### Instructions to follow
All of the data that follows should be retyped exactly, please, except the pictures.

### Source records
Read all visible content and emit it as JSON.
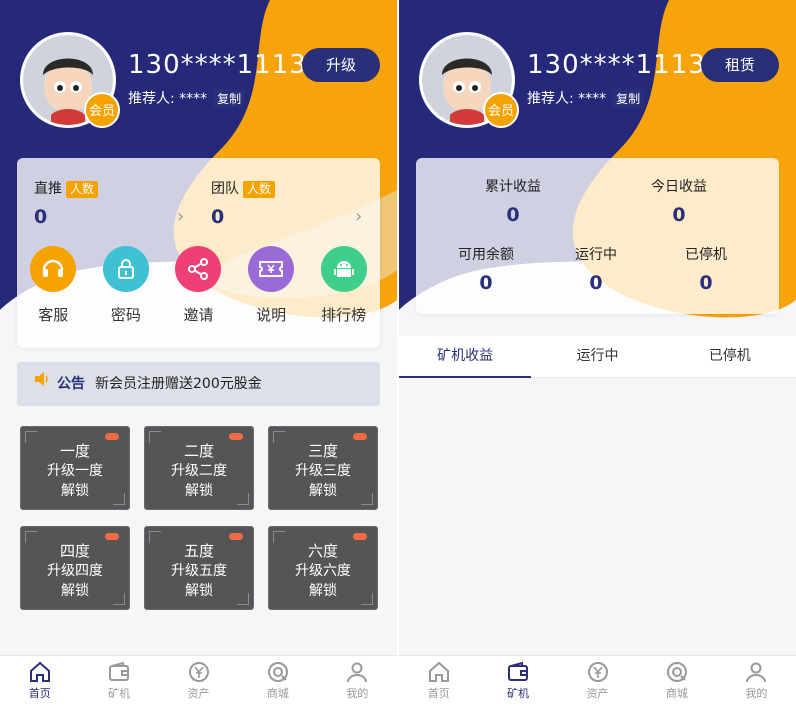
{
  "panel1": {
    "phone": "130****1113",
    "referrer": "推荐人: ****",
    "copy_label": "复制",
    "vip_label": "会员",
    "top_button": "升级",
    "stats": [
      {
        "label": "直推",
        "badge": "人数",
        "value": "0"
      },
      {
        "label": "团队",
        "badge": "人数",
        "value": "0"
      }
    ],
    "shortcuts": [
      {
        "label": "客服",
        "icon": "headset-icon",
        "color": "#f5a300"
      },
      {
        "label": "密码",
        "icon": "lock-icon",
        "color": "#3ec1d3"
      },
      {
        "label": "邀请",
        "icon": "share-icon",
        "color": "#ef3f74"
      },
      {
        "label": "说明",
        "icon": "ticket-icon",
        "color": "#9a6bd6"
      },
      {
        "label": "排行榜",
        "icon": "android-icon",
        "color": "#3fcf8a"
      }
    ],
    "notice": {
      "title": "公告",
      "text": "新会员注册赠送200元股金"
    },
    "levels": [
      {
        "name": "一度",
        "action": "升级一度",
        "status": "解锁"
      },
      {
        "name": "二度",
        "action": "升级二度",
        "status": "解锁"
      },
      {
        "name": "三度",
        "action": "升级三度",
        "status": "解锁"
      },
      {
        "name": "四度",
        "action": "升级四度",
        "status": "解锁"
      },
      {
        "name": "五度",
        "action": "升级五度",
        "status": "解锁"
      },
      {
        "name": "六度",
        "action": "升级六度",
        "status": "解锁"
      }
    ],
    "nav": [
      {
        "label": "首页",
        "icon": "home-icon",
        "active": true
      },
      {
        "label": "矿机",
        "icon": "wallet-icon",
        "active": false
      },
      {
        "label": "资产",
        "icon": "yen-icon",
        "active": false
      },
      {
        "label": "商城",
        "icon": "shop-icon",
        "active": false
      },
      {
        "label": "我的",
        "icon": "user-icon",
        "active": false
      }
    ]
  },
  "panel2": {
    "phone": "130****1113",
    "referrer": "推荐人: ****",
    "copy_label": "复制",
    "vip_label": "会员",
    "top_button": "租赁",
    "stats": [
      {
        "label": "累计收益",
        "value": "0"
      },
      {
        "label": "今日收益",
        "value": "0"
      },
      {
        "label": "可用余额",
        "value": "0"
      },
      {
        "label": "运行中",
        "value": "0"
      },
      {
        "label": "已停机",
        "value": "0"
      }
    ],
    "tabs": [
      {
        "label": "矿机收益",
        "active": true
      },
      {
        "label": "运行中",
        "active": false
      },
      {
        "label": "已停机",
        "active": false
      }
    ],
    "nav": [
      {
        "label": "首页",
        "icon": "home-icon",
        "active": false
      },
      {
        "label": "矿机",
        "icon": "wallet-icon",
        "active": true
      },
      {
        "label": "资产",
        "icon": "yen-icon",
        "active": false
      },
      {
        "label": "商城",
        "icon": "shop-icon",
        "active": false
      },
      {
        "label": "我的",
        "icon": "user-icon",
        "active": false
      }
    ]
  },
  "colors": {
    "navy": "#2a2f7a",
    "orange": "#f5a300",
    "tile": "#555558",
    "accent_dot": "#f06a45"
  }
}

### Solution to the problem
Read all visible content and emit it as JSON.
{
  "panel1": {
    "phone": "130****1113",
    "referrer": "推荐人: ****",
    "copy_label": "复制",
    "vip_label": "会员",
    "top_button": "升级",
    "stats": [
      {
        "label": "直推",
        "badge": "人数",
        "value": "0"
      },
      {
        "label": "团队",
        "badge": "人数",
        "value": "0"
      }
    ],
    "shortcuts": [
      {
        "label": "客服",
        "icon": "headset-icon",
        "color": "#f5a300"
      },
      {
        "label": "密码",
        "icon": "lock-icon",
        "color": "#3ec1d3"
      },
      {
        "label": "邀请",
        "icon": "share-icon",
        "color": "#ef3f74"
      },
      {
        "label": "说明",
        "icon": "ticket-icon",
        "color": "#9a6bd6"
      },
      {
        "label": "排行榜",
        "icon": "android-icon",
        "color": "#3fcf8a"
      }
    ],
    "notice": {
      "title": "公告",
      "text": "新会员注册赠送200元股金"
    },
    "levels": [
      {
        "name": "一度",
        "action": "升级一度",
        "status": "解锁"
      },
      {
        "name": "二度",
        "action": "升级二度",
        "status": "解锁"
      },
      {
        "name": "三度",
        "action": "升级三度",
        "status": "解锁"
      },
      {
        "name": "四度",
        "action": "升级四度",
        "status": "解锁"
      },
      {
        "name": "五度",
        "action": "升级五度",
        "status": "解锁"
      },
      {
        "name": "六度",
        "action": "升级六度",
        "status": "解锁"
      }
    ],
    "nav": [
      {
        "label": "首页",
        "icon": "home-icon",
        "active": true
      },
      {
        "label": "矿机",
        "icon": "wallet-icon",
        "active": false
      },
      {
        "label": "资产",
        "icon": "yen-icon",
        "active": false
      },
      {
        "label": "商城",
        "icon": "shop-icon",
        "active": false
      },
      {
        "label": "我的",
        "icon": "user-icon",
        "active": false
      }
    ]
  },
  "panel2": {
    "phone": "130****1113",
    "referrer": "推荐人: ****",
    "copy_label": "复制",
    "vip_label": "会员",
    "top_button": "租赁",
    "stats": [
      {
        "label": "累计收益",
        "value": "0"
      },
      {
        "label": "今日收益",
        "value": "0"
      },
      {
        "label": "可用余额",
        "value": "0"
      },
      {
        "label": "运行中",
        "value": "0"
      },
      {
        "label": "已停机",
        "value": "0"
      }
    ],
    "tabs": [
      {
        "label": "矿机收益",
        "active": true
      },
      {
        "label": "运行中",
        "active": false
      },
      {
        "label": "已停机",
        "active": false
      }
    ],
    "nav": [
      {
        "label": "首页",
        "icon": "home-icon",
        "active": false
      },
      {
        "label": "矿机",
        "icon": "wallet-icon",
        "active": true
      },
      {
        "label": "资产",
        "icon": "yen-icon",
        "active": false
      },
      {
        "label": "商城",
        "icon": "shop-icon",
        "active": false
      },
      {
        "label": "我的",
        "icon": "user-icon",
        "active": false
      }
    ]
  },
  "colors": {
    "navy": "#2a2f7a",
    "orange": "#f5a300",
    "tile": "#555558",
    "accent_dot": "#f06a45"
  }
}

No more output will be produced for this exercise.